Exercise objective
Omit every picture while repeating the entries exactly.

Provided material
- - - - -

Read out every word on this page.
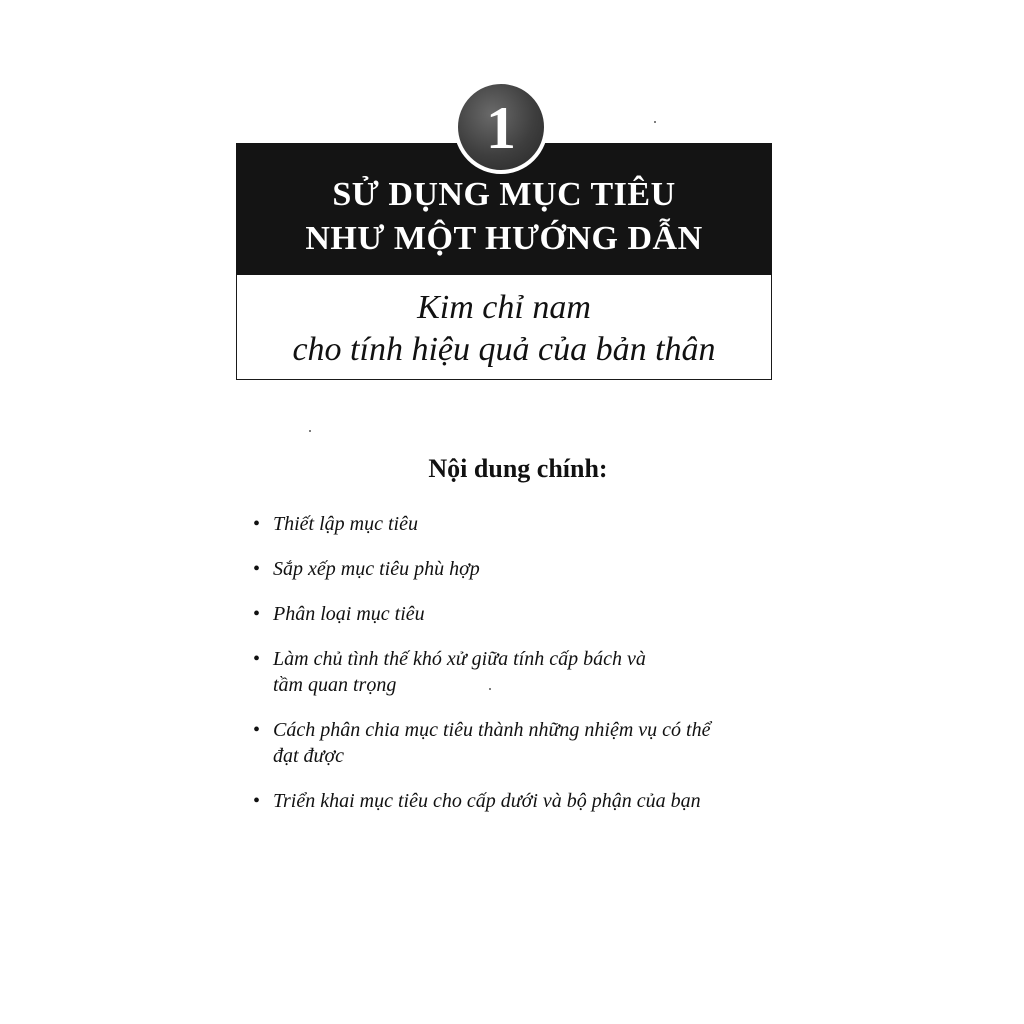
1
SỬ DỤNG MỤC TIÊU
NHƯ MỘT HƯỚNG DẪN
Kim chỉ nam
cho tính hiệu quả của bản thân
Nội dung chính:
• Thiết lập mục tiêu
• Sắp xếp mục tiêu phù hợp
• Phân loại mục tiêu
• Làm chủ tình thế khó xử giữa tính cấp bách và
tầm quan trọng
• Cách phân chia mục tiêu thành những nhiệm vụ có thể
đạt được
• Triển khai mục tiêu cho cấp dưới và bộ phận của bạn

- - - - -

Output for this exercise
Read out every word on this page.
1
SỬ DỤNG MỤC TIÊU
NHƯ MỘT HƯỚNG DẪN
Kim chỉ nam
cho tính hiệu quả của bản thân
Nội dung chính:
• Thiết lập mục tiêu
• Sắp xếp mục tiêu phù hợp
• Phân loại mục tiêu
• Làm chủ tình thế khó xử giữa tính cấp bách và
tầm quan trọng
• Cách phân chia mục tiêu thành những nhiệm vụ có thể
đạt được
• Triển khai mục tiêu cho cấp dưới và bộ phận của bạn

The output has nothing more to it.